Reproduce all of the material word for word.

»»

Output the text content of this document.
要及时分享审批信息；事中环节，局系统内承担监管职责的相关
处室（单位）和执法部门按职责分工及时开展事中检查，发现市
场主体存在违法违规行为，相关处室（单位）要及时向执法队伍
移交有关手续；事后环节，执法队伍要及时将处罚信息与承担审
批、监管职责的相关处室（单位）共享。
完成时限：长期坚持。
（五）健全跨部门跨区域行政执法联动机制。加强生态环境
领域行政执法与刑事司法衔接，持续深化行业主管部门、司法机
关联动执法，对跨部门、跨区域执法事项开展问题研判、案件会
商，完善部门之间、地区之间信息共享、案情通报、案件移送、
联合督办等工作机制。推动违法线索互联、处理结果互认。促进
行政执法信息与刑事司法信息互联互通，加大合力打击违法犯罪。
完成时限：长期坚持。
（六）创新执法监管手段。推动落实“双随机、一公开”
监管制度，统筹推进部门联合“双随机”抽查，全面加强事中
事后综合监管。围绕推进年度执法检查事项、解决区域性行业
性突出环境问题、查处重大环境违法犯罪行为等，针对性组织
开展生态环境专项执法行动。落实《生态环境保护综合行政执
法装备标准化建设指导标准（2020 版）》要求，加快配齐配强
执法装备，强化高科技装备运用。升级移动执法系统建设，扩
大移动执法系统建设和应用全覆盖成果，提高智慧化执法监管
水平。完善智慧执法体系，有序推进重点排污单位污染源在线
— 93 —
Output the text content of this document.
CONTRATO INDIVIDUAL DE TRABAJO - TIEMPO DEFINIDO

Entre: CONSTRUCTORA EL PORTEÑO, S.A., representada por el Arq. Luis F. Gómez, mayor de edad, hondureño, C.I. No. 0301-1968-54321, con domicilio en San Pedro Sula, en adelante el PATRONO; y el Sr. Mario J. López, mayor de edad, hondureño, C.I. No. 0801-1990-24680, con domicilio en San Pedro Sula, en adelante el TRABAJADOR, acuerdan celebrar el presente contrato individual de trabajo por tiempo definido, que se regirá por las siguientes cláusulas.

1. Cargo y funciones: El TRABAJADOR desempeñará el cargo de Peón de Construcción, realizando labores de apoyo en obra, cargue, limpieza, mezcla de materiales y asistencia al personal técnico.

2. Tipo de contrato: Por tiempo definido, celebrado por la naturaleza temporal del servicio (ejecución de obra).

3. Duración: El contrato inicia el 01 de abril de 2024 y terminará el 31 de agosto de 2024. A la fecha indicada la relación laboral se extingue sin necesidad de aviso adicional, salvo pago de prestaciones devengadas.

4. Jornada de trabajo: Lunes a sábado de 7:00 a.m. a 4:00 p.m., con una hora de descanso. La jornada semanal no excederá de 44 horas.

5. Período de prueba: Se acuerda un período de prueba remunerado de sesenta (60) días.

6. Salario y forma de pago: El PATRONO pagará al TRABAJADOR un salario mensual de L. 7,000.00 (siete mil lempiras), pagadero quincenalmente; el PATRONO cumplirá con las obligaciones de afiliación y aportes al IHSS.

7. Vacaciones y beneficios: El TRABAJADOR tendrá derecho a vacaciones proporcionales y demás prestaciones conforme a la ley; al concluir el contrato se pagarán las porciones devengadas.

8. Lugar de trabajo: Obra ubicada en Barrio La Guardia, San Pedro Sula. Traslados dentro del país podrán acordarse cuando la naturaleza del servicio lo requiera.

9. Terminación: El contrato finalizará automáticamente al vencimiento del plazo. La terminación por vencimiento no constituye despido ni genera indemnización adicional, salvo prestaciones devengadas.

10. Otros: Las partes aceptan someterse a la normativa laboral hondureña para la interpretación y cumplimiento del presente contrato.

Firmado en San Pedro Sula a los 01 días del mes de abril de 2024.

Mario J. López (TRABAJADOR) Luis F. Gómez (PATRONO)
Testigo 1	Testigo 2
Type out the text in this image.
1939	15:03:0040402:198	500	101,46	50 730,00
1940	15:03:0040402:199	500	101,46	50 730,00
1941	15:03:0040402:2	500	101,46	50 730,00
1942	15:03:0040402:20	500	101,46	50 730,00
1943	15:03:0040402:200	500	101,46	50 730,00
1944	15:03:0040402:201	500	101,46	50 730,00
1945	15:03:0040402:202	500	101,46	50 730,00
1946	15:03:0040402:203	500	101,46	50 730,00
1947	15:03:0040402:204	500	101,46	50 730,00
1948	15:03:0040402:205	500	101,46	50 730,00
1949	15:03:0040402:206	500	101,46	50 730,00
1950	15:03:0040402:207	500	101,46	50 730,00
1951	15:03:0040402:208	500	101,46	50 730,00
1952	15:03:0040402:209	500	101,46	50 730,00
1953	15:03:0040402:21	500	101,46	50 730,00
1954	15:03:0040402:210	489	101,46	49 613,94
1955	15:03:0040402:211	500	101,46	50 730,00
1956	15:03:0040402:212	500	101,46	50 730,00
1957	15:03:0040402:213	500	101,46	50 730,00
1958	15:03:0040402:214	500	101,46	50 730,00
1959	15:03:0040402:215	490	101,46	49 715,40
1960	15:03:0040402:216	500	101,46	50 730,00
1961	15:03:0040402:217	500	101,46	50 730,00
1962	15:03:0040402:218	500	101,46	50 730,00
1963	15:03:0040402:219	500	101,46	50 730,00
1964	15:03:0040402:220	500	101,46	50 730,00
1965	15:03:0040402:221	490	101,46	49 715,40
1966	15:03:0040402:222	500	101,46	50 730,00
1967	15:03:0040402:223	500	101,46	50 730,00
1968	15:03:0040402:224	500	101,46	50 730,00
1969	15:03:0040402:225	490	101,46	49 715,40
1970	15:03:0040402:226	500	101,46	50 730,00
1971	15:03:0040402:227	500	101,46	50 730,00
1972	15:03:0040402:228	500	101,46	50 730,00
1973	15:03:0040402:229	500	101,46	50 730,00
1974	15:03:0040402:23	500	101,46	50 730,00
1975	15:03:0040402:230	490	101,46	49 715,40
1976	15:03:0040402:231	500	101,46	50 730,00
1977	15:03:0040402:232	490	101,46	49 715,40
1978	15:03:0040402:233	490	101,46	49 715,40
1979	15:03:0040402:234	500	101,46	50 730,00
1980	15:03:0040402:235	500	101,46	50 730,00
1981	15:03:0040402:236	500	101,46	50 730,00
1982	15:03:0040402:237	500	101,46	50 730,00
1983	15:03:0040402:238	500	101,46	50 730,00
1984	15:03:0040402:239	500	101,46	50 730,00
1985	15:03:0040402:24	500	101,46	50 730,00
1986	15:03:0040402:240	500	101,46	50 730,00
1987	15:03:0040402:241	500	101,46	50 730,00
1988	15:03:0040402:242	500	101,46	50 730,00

««

- Worked answer -
Output the text content of this document.
要及时分享审批信息；事中环节，局系统内承担监管职责的相关
处室（单位）和执法部门按职责分工及时开展事中检查，发现市
场主体存在违法违规行为，相关处室（单位）要及时向执法队伍
移交有关手续；事后环节，执法队伍要及时将处罚信息与承担审
批、监管职责的相关处室（单位）共享。
完成时限：长期坚持。
（五）健全跨部门跨区域行政执法联动机制。加强生态环境
领域行政执法与刑事司法衔接，持续深化行业主管部门、司法机
关联动执法，对跨部门、跨区域执法事项开展问题研判、案件会
商，完善部门之间、地区之间信息共享、案情通报、案件移送、
联合督办等工作机制。推动违法线索互联、处理结果互认。促进
行政执法信息与刑事司法信息互联互通，加大合力打击违法犯罪。
完成时限：长期坚持。
（六）创新执法监管手段。推动落实“双随机、一公开”
监管制度，统筹推进部门联合“双随机”抽查，全面加强事中
事后综合监管。围绕推进年度执法检查事项、解决区域性行业
性突出环境问题、查处重大环境违法犯罪行为等，针对性组织
开展生态环境专项执法行动。落实《生态环境保护综合行政执
法装备标准化建设指导标准（2020 版）》要求，加快配齐配强
执法装备，强化高科技装备运用。升级移动执法系统建设，扩
大移动执法系统建设和应用全覆盖成果，提高智慧化执法监管
水平。完善智慧执法体系，有序推进重点排污单位污染源在线
— 93 —
Output the text content of this document.
CONTRATO INDIVIDUAL DE TRABAJO - TIEMPO DEFINIDO

Entre: CONSTRUCTORA EL PORTEÑO, S.A., representada por el Arq. Luis F. Gómez, mayor de edad, hondureño, C.I. No. 0301-1968-54321, con domicilio en San Pedro Sula, en adelante el PATRONO; y el Sr. Mario J. López, mayor de edad, hondureño, C.I. No. 0801-1990-24680, con domicilio en San Pedro Sula, en adelante el TRABAJADOR, acuerdan celebrar el presente contrato individual de trabajo por tiempo definido, que se regirá por las siguientes cláusulas.

1. Cargo y funciones: El TRABAJADOR desempeñará el cargo de Peón de Construcción, realizando labores de apoyo en obra, cargue, limpieza, mezcla de materiales y asistencia al personal técnico.

2. Tipo de contrato: Por tiempo definido, celebrado por la naturaleza temporal del servicio (ejecución de obra).

3. Duración: El contrato inicia el 01 de abril de 2024 y terminará el 31 de agosto de 2024. A la fecha indicada la relación laboral se extingue sin necesidad de aviso adicional, salvo pago de prestaciones devengadas.

4. Jornada de trabajo: Lunes a sábado de 7:00 a.m. a 4:00 p.m., con una hora de descanso. La jornada semanal no excederá de 44 horas.

5. Período de prueba: Se acuerda un período de prueba remunerado de sesenta (60) días.

6. Salario y forma de pago: El PATRONO pagará al TRABAJADOR un salario mensual de L. 7,000.00 (siete mil lempiras), pagadero quincenalmente; el PATRONO cumplirá con las obligaciones de afiliación y aportes al IHSS.

7. Vacaciones y beneficios: El TRABAJADOR tendrá derecho a vacaciones proporcionales y demás prestaciones conforme a la ley; al concluir el contrato se pagarán las porciones devengadas.

8. Lugar de trabajo: Obra ubicada en Barrio La Guardia, San Pedro Sula. Traslados dentro del país podrán acordarse cuando la naturaleza del servicio lo requiera.

9. Terminación: El contrato finalizará automáticamente al vencimiento del plazo. La terminación por vencimiento no constituye despido ni genera indemnización adicional, salvo prestaciones devengadas.

10. Otros: Las partes aceptan someterse a la normativa laboral hondureña para la interpretación y cumplimiento del presente contrato.

Firmado en San Pedro Sula a los 01 días del mes de abril de 2024.

Mario J. López (TRABAJADOR) Luis F. Gómez (PATRONO)
Testigo 1	Testigo 2
Type out the text in this image.
1939	15:03:0040402:198	500	101,46	50 730,00
1940	15:03:0040402:199	500	101,46	50 730,00
1941	15:03:0040402:2	500	101,46	50 730,00
1942	15:03:0040402:20	500	101,46	50 730,00
1943	15:03:0040402:200	500	101,46	50 730,00
1944	15:03:0040402:201	500	101,46	50 730,00
1945	15:03:0040402:202	500	101,46	50 730,00
1946	15:03:0040402:203	500	101,46	50 730,00
1947	15:03:0040402:204	500	101,46	50 730,00
1948	15:03:0040402:205	500	101,46	50 730,00
1949	15:03:0040402:206	500	101,46	50 730,00
1950	15:03:0040402:207	500	101,46	50 730,00
1951	15:03:0040402:208	500	101,46	50 730,00
1952	15:03:0040402:209	500	101,46	50 730,00
1953	15:03:0040402:21	500	101,46	50 730,00
1954	15:03:0040402:210	489	101,46	49 613,94
1955	15:03:0040402:211	500	101,46	50 730,00
1956	15:03:0040402:212	500	101,46	50 730,00
1957	15:03:0040402:213	500	101,46	50 730,00
1958	15:03:0040402:214	500	101,46	50 730,00
1959	15:03:0040402:215	490	101,46	49 715,40
1960	15:03:0040402:216	500	101,46	50 730,00
1961	15:03:0040402:217	500	101,46	50 730,00
1962	15:03:0040402:218	500	101,46	50 730,00
1963	15:03:0040402:219	500	101,46	50 730,00
1964	15:03:0040402:220	500	101,46	50 730,00
1965	15:03:0040402:221	490	101,46	49 715,40
1966	15:03:0040402:222	500	101,46	50 730,00
1967	15:03:0040402:223	500	101,46	50 730,00
1968	15:03:0040402:224	500	101,46	50 730,00
1969	15:03:0040402:225	490	101,46	49 715,40
1970	15:03:0040402:226	500	101,46	50 730,00
1971	15:03:0040402:227	500	101,46	50 730,00
1972	15:03:0040402:228	500	101,46	50 730,00
1973	15:03:0040402:229	500	101,46	50 730,00
1974	15:03:0040402:23	500	101,46	50 730,00
1975	15:03:0040402:230	490	101,46	49 715,40
1976	15:03:0040402:231	500	101,46	50 730,00
1977	15:03:0040402:232	490	101,46	49 715,40
1978	15:03:0040402:233	490	101,46	49 715,40
1979	15:03:0040402:234	500	101,46	50 730,00
1980	15:03:0040402:235	500	101,46	50 730,00
1981	15:03:0040402:236	500	101,46	50 730,00
1982	15:03:0040402:237	500	101,46	50 730,00
1983	15:03:0040402:238	500	101,46	50 730,00
1984	15:03:0040402:239	500	101,46	50 730,00
1985	15:03:0040402:24	500	101,46	50 730,00
1986	15:03:0040402:240	500	101,46	50 730,00
1987	15:03:0040402:241	500	101,46	50 730,00
1988	15:03:0040402:242	500	101,46	50 730,00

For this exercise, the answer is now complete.